— BEGIN DATA ROWS —

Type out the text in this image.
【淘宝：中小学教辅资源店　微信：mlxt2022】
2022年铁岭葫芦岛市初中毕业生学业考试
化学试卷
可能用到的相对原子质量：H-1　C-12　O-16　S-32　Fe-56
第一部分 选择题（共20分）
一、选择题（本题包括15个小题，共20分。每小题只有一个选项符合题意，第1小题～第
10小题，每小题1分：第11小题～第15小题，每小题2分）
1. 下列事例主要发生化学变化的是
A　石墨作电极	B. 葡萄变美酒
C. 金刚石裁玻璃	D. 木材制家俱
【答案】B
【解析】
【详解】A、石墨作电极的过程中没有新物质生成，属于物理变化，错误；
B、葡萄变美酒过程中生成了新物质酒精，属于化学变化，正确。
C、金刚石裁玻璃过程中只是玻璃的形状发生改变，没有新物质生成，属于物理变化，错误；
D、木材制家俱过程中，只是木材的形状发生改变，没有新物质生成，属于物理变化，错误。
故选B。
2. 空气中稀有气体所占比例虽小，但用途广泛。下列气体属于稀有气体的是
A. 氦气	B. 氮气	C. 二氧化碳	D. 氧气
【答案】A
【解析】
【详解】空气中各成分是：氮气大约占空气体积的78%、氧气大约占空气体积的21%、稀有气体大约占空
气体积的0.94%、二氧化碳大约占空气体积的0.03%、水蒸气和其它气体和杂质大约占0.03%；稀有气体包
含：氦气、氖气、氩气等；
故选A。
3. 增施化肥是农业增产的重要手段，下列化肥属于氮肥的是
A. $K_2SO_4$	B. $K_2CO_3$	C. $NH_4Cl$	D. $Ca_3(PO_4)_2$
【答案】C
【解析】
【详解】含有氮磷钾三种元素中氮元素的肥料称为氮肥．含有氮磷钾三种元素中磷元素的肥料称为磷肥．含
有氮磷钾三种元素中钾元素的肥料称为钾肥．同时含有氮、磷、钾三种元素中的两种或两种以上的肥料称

— END DATA ROWS —

• WHAT TO WORK ON
Reproduce all the records precisely.

• SOLUTION
Type out the text in this image.
【淘宝：中小学教辅资源店　微信：mlxt2022】
2022年铁岭葫芦岛市初中毕业生学业考试
化学试卷
可能用到的相对原子质量：H-1　C-12　O-16　S-32　Fe-56
第一部分 选择题（共20分）
一、选择题（本题包括15个小题，共20分。每小题只有一个选项符合题意，第1小题～第
10小题，每小题1分：第11小题～第15小题，每小题2分）
1. 下列事例主要发生化学变化的是
A　石墨作电极	B. 葡萄变美酒
C. 金刚石裁玻璃	D. 木材制家俱
【答案】B
【解析】
【详解】A、石墨作电极的过程中没有新物质生成，属于物理变化，错误；
B、葡萄变美酒过程中生成了新物质酒精，属于化学变化，正确。
C、金刚石裁玻璃过程中只是玻璃的形状发生改变，没有新物质生成，属于物理变化，错误；
D、木材制家俱过程中，只是木材的形状发生改变，没有新物质生成，属于物理变化，错误。
故选B。
2. 空气中稀有气体所占比例虽小，但用途广泛。下列气体属于稀有气体的是
A. 氦气	B. 氮气	C. 二氧化碳	D. 氧气
【答案】A
【解析】
【详解】空气中各成分是：氮气大约占空气体积的78%、氧气大约占空气体积的21%、稀有气体大约占空
气体积的0.94%、二氧化碳大约占空气体积的0.03%、水蒸气和其它气体和杂质大约占0.03%；稀有气体包
含：氦气、氖气、氩气等；
故选A。
3. 增施化肥是农业增产的重要手段，下列化肥属于氮肥的是
A. $K_2SO_4$	B. $K_2CO_3$	C. $NH_4Cl$	D. $Ca_3(PO_4)_2$
【答案】C
【解析】
【详解】含有氮磷钾三种元素中氮元素的肥料称为氮肥．含有氮磷钾三种元素中磷元素的肥料称为磷肥．含
有氮磷钾三种元素中钾元素的肥料称为钾肥．同时含有氮、磷、钾三种元素中的两种或两种以上的肥料称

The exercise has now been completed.